**BRIEF**: Filter this material down to the lines that hold "Selection", copying each one.

**** MATERIAL FOR THE TASK

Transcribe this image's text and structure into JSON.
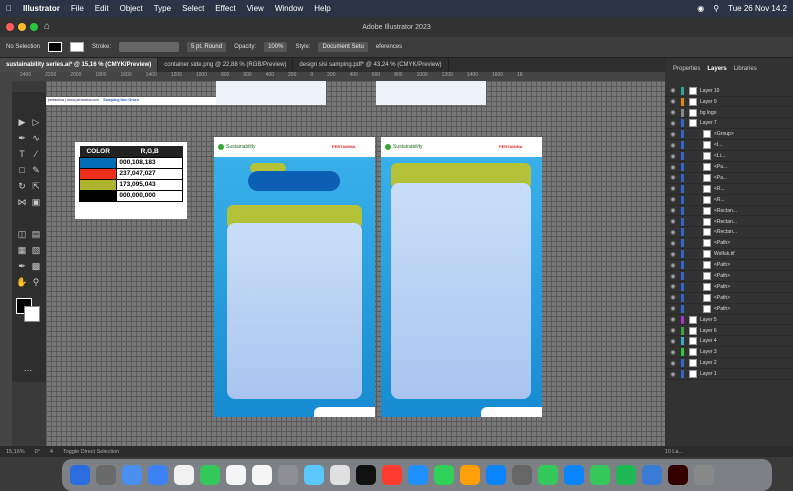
{
  "menubar": {
    "app": "Illustrator",
    "items": [
      "File",
      "Edit",
      "Object",
      "Type",
      "Select",
      "Effect",
      "View",
      "Window",
      "Help"
    ],
    "clock": "Tue 26 Nov 14.2"
  },
  "window": {
    "title": "Adobe Illustrator 2023"
  },
  "control": {
    "selection": "No Selection",
    "stroke": "Stroke:",
    "brush": "5 pt. Round",
    "opacity_label": "Opacity:",
    "opacity": "100%",
    "style": "Style:",
    "doc_setup": "Document Setu",
    "prefs": "eferences"
  },
  "tabs": [
    "sustainability series.ai* @ 15,16 % (CMYK/Preview)",
    "container side.png @ 22,88 % (RGB/Preview)",
    "design sisi samping.pdf* @ 43,24 % (CMYK/Preview)"
  ],
  "ruler": [
    "2400",
    "2200",
    "2000",
    "1800",
    "1600",
    "1400",
    "1200",
    "1000",
    "800",
    "600",
    "400",
    "200",
    "0",
    "200",
    "400",
    "600",
    "800",
    "1000",
    "1200",
    "1400",
    "1600",
    "18"
  ],
  "colortable": {
    "header": [
      "COLOR",
      "R,G,B"
    ],
    "rows": [
      {
        "color": "#006cb7",
        "value": "000,108,183"
      },
      {
        "color": "#ed2f1b",
        "value": "237,047,027"
      },
      {
        "color": "#adb42b",
        "value": "173,095,043"
      },
      {
        "color": "#000000",
        "value": "000,000,000"
      }
    ]
  },
  "artboard": {
    "logo_left": "Sustainability",
    "logo_right": "PERTAMINA",
    "strip_text": "pertamina | www.pertamina.com",
    "strip_label": "Sampling Non Grosir"
  },
  "right_panel": {
    "tabs": [
      "Properties",
      "Layers",
      "Libraries"
    ],
    "layers": [
      "Layer 10",
      "Layer 9",
      "bg logo",
      "Layer 7",
      "<Group>",
      "<I...",
      "<Li...",
      "<Pa...",
      "<Pa...",
      "<R...",
      "<R...",
      "<Rectan...",
      "<Rectan...",
      "<Rectan...",
      "<Path>",
      "Wolfuk.tif",
      "<Path>",
      "<Path>",
      "<Path>",
      "<Path>",
      "<Path>",
      "Layer 5",
      "Layer 6",
      "Layer 4",
      "Layer 3",
      "Layer 2",
      "Layer 1"
    ],
    "footer": "10 La..."
  },
  "status": {
    "zoom": "15,16%",
    "angle": "0°",
    "page": "4",
    "tool": "Toggle Direct Selection"
  },
  "colors": {
    "accent_blue": "#2aa7e6",
    "olive": "#b4c23a",
    "card": "#c4d9f6"
  }
}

********

**COMPLETE RESPONSE**:
    "selection": "No Selection",
    "tool": "Toggle Direct Selection"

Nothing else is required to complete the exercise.